(Excerpt from a dataset)
..........
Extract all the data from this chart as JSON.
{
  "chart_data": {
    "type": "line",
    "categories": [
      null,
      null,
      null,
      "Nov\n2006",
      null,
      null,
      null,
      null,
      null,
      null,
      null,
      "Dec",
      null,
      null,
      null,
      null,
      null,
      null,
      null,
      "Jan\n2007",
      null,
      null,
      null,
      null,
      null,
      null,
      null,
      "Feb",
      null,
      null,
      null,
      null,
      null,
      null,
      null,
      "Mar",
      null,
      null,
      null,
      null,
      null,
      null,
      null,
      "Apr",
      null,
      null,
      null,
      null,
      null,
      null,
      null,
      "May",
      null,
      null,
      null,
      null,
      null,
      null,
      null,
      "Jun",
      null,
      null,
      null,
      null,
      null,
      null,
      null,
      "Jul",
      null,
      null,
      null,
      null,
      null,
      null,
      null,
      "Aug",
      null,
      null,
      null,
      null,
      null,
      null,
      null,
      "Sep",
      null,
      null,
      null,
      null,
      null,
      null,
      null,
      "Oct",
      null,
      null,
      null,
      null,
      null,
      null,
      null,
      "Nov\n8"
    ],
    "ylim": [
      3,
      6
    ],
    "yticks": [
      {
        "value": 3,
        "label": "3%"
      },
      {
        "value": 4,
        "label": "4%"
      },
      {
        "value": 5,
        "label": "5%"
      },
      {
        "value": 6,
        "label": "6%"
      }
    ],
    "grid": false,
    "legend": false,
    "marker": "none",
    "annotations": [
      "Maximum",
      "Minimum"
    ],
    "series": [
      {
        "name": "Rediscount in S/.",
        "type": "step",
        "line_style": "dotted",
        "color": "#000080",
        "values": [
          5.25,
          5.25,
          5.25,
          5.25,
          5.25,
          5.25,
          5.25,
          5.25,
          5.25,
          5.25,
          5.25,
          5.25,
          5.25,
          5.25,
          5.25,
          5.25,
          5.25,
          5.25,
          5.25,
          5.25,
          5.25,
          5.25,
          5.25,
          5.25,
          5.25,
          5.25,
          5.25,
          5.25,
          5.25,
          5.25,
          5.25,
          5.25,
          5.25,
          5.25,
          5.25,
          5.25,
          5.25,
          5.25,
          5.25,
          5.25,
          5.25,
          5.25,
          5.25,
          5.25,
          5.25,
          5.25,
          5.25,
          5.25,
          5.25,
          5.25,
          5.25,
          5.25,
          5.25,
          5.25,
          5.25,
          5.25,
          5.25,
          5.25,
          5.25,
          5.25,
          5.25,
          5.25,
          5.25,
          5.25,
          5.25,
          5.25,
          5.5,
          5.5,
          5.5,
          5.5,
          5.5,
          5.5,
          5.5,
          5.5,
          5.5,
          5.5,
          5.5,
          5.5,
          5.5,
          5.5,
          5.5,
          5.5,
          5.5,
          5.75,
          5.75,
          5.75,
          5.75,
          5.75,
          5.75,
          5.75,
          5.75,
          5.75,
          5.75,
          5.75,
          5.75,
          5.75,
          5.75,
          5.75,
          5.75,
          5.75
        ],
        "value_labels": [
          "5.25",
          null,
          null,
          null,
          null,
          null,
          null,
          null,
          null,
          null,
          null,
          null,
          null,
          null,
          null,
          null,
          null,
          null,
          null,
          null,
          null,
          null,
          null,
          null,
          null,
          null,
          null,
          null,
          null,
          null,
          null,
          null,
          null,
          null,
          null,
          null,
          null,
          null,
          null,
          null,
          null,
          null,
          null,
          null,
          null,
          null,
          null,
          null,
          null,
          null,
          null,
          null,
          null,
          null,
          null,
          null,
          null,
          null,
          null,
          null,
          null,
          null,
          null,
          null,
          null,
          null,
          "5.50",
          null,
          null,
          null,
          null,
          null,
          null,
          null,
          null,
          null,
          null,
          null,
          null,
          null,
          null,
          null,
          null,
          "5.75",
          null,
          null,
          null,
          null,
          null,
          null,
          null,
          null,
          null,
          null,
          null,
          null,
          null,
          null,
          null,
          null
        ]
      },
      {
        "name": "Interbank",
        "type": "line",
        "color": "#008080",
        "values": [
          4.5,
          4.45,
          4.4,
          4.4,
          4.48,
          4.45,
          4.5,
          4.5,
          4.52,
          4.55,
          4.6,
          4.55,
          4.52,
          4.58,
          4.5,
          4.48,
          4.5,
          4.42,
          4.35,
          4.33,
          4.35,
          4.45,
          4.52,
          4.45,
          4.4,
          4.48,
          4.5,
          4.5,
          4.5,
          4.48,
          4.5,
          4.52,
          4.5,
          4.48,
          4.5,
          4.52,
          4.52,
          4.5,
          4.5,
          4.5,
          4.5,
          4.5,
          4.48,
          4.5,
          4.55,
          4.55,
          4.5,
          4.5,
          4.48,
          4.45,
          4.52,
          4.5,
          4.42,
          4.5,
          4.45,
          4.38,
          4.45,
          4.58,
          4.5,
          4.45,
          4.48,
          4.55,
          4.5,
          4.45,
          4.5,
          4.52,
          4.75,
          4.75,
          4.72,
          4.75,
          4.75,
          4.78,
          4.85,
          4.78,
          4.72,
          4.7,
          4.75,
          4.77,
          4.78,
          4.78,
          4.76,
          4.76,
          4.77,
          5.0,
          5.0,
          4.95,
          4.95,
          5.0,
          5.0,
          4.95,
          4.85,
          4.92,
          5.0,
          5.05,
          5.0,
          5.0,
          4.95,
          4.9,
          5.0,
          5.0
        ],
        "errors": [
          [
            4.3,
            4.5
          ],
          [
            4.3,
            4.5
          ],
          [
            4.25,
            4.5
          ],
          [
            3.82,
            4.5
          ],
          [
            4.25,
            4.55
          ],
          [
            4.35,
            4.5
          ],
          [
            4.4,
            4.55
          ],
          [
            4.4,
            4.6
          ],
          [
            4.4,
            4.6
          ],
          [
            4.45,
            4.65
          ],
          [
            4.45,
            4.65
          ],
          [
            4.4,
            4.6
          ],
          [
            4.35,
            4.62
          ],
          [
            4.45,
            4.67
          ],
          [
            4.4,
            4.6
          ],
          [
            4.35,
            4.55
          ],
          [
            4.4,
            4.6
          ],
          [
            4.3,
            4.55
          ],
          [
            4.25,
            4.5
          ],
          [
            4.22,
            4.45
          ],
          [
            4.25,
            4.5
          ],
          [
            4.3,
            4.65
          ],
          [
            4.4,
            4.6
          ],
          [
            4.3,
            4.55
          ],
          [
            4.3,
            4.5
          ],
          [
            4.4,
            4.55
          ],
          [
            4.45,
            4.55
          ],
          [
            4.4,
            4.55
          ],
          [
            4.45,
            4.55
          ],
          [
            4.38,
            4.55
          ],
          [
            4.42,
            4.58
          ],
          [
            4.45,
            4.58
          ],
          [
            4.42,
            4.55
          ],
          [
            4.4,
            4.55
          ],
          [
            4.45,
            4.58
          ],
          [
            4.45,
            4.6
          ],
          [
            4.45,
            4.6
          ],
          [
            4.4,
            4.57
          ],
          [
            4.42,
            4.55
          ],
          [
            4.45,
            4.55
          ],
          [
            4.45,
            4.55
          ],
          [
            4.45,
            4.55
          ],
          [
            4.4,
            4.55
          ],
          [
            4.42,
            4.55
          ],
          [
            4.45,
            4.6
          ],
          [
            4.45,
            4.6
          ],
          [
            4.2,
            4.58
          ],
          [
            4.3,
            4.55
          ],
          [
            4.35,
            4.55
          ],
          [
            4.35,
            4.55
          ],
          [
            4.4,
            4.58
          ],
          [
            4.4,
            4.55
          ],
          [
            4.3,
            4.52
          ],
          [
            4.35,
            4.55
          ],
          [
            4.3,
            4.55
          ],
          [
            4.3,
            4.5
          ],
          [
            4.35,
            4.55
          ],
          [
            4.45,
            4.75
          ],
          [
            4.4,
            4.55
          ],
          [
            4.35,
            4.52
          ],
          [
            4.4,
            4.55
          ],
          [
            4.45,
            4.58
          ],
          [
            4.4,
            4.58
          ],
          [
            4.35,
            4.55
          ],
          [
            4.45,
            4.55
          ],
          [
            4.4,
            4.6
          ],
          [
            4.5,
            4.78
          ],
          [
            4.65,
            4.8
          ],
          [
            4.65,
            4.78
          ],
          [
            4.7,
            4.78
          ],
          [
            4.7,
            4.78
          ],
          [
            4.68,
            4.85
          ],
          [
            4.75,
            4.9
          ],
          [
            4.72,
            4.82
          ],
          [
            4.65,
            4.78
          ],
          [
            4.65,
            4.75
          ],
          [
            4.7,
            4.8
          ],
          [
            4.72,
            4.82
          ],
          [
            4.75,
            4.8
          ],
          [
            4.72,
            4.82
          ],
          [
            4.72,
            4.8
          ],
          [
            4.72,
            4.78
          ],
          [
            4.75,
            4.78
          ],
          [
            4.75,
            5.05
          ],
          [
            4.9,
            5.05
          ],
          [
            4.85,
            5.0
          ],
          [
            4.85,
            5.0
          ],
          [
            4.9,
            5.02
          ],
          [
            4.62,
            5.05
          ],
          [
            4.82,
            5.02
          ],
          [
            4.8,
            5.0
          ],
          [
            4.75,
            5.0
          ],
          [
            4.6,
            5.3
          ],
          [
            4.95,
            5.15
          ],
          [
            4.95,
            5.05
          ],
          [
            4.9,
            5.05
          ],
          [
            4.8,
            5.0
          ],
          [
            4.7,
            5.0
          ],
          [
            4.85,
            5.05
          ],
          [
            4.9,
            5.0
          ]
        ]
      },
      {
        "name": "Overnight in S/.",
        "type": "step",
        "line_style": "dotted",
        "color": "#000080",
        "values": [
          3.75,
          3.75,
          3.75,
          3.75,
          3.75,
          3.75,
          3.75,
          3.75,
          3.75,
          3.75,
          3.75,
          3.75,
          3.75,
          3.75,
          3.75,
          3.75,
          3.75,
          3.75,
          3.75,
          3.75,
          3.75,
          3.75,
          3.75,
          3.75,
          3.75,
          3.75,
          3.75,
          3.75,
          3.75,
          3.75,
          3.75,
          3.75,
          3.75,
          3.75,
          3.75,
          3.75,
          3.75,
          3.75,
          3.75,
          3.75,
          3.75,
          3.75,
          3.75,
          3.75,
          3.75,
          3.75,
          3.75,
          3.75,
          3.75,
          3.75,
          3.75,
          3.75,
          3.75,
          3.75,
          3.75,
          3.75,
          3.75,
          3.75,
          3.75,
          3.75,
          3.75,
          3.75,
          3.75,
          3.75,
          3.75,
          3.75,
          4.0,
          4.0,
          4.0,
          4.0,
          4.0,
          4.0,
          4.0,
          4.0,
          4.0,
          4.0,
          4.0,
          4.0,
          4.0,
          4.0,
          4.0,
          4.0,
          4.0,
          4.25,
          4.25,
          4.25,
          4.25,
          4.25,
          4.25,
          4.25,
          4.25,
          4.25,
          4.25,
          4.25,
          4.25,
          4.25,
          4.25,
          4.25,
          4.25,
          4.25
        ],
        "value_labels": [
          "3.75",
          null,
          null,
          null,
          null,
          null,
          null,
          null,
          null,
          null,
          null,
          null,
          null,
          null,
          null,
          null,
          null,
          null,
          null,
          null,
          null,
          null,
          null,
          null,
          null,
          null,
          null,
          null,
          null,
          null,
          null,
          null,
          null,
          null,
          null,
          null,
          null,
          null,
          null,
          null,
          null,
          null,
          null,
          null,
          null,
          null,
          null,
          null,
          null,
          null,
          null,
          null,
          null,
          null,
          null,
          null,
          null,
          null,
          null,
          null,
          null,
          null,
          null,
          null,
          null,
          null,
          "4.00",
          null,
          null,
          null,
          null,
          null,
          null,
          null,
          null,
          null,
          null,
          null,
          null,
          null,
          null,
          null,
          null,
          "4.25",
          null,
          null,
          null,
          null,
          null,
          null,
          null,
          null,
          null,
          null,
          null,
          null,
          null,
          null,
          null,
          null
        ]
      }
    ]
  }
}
..........
__Exercise details__:
Count each line of the data where the word "name" appears, then reply with the total only.

__Worked answer__:
3